Page content transcription data
+ + + + + + +

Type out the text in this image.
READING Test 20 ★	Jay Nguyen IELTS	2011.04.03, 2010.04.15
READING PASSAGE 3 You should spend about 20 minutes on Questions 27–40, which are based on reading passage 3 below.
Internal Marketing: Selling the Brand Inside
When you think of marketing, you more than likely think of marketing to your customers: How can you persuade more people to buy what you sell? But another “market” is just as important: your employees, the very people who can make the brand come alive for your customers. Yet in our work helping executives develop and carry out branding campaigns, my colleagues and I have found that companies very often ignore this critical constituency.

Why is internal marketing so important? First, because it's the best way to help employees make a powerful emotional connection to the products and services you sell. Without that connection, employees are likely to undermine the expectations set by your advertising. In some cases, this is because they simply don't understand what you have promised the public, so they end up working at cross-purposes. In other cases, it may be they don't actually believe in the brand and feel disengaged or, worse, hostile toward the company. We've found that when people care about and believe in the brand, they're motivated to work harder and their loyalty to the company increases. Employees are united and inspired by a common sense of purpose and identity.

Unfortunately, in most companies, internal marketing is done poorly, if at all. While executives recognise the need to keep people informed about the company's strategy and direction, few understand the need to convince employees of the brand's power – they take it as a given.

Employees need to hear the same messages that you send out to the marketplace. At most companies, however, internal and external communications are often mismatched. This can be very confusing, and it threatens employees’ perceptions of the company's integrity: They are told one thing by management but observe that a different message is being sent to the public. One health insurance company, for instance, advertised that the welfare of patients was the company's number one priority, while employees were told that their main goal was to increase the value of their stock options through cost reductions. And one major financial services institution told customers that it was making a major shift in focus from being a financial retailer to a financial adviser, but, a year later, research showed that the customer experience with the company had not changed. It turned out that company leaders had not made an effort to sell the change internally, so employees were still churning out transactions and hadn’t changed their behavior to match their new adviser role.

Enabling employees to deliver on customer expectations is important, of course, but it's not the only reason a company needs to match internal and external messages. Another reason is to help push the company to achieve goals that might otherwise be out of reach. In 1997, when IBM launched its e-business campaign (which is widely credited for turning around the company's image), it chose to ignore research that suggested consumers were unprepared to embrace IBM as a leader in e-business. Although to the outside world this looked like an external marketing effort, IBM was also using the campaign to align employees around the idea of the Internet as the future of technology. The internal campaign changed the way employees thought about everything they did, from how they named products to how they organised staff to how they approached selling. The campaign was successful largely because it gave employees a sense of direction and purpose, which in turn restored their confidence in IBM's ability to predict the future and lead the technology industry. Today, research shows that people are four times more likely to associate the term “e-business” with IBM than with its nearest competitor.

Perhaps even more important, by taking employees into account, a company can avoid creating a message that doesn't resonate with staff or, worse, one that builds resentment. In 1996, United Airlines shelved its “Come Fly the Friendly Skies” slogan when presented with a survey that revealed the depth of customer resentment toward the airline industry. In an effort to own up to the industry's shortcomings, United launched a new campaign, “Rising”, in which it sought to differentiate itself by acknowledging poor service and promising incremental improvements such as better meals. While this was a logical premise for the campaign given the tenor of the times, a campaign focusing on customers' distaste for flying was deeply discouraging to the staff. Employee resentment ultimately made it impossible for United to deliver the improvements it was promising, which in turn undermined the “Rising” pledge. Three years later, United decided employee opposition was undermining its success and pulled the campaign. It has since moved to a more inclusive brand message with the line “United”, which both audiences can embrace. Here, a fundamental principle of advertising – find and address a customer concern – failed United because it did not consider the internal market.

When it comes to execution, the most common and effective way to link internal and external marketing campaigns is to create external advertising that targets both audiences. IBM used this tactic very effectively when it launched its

+ + + + + + +

TASK STATEMENT
Work out how many lines of the entries contain the word "READING", and answer with that number alone.

SOLUTION FOR THIS TASK
2